-------- Extracted information --------

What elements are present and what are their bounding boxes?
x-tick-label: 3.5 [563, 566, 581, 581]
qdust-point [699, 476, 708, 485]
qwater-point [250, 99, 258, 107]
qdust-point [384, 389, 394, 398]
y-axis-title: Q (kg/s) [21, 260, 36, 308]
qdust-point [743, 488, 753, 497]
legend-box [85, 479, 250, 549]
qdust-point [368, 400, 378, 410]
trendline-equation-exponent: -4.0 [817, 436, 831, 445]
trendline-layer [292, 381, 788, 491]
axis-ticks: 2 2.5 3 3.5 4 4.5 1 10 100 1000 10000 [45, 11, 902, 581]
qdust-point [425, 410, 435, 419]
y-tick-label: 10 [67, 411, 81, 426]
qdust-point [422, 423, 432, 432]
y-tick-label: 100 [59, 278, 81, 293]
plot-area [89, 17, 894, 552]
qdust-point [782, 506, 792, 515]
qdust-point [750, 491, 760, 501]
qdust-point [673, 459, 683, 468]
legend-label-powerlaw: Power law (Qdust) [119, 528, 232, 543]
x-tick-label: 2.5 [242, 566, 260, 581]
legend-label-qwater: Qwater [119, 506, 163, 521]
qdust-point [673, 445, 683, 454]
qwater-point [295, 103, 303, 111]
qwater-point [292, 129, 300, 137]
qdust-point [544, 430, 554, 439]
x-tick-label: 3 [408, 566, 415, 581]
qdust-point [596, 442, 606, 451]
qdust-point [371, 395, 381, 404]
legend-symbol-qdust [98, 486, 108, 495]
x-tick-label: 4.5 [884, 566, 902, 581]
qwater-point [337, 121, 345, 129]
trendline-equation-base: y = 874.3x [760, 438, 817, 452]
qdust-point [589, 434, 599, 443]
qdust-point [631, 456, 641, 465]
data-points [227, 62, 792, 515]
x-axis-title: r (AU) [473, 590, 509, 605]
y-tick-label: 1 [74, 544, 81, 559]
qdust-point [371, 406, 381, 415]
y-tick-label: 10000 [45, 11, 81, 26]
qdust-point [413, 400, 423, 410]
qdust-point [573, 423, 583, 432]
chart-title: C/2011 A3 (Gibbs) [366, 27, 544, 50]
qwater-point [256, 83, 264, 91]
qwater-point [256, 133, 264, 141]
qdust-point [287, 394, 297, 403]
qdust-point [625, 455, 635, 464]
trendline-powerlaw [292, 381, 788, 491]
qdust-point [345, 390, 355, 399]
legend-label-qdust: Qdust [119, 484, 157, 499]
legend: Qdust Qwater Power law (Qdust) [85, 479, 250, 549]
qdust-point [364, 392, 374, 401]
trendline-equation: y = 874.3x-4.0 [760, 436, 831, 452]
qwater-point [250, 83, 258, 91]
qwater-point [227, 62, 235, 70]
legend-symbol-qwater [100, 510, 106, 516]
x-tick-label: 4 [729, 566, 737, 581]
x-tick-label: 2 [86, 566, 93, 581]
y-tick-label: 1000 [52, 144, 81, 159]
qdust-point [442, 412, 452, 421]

--------

What is being asked: Render the lines above as a numbered list, skipping any blank lines.

Solution for this problem:
1. What elements are present and what are their bounding boxes?
2. x-tick-label: 3.5 [563, 566, 581, 581]
3. qdust-point [699, 476, 708, 485]
4. qwater-point [250, 99, 258, 107]
5. qdust-point [384, 389, 394, 398]
6. y-axis-title: Q (kg/s) [21, 260, 36, 308]
7. qdust-point [743, 488, 753, 497]
8. legend-box [85, 479, 250, 549]
9. qdust-point [368, 400, 378, 410]
10. trendline-equation-exponent: -4.0 [817, 436, 831, 445]
11. trendline-layer [292, 381, 788, 491]
12. axis-ticks: 2 2.5 3 3.5 4 4.5 1 10 100 1000 10000 [45, 11, 902, 581]
13. qdust-point [425, 410, 435, 419]
14. y-tick-label: 10 [67, 411, 81, 426]
15. qdust-point [422, 423, 432, 432]
16. y-tick-label: 100 [59, 278, 81, 293]
17. plot-area [89, 17, 894, 552]
18. qdust-point [782, 506, 792, 515]
19. qdust-point [750, 491, 760, 501]
20. qdust-point [673, 459, 683, 468]
21. legend-label-powerlaw: Power law (Qdust) [119, 528, 232, 543]
22. x-tick-label: 2.5 [242, 566, 260, 581]
23. legend-label-qwater: Qwater [119, 506, 163, 521]
24. qdust-point [673, 445, 683, 454]
25. qwater-point [295, 103, 303, 111]
26. qwater-point [292, 129, 300, 137]
27. qdust-point [544, 430, 554, 439]
28. x-tick-label: 3 [408, 566, 415, 581]
29. qdust-point [596, 442, 606, 451]
30. qdust-point [371, 395, 381, 404]
31. legend-symbol-qdust [98, 486, 108, 495]
32. x-tick-label: 4.5 [884, 566, 902, 581]
33. qwater-point [337, 121, 345, 129]
34. trendline-equation-base: y = 874.3x [760, 438, 817, 452]
35. qdust-point [589, 434, 599, 443]
36. qdust-point [631, 456, 641, 465]
37. data-points [227, 62, 792, 515]
38. x-axis-title: r (AU) [473, 590, 509, 605]
39. y-tick-label: 1 [74, 544, 81, 559]
40. qdust-point [371, 406, 381, 415]
41. y-tick-label: 10000 [45, 11, 81, 26]
42. qdust-point [413, 400, 423, 410]
43. qdust-point [573, 423, 583, 432]
44. chart-title: C/2011 A3 (Gibbs) [366, 27, 544, 50]
45. qwater-point [256, 83, 264, 91]
46. qwater-point [256, 133, 264, 141]
47. qdust-point [287, 394, 297, 403]
48. qdust-point [625, 455, 635, 464]
49. trendline-powerlaw [292, 381, 788, 491]
50. qdust-point [345, 390, 355, 399]
51. legend-label-qdust: Qdust [119, 484, 157, 499]
52. legend: Qdust Qwater Power law (Qdust) [85, 479, 250, 549]
53. qdust-point [364, 392, 374, 401]
54. trendline-equation: y = 874.3x-4.0 [760, 436, 831, 452]
55. qwater-point [250, 83, 258, 91]
56. qwater-point [227, 62, 235, 70]
57. legend-symbol-qwater [100, 510, 106, 516]
58. x-tick-label: 4 [729, 566, 737, 581]
59. x-tick-label: 2 [86, 566, 93, 581]
60. y-tick-label: 1000 [52, 144, 81, 159]
61. qdust-point [442, 412, 452, 421]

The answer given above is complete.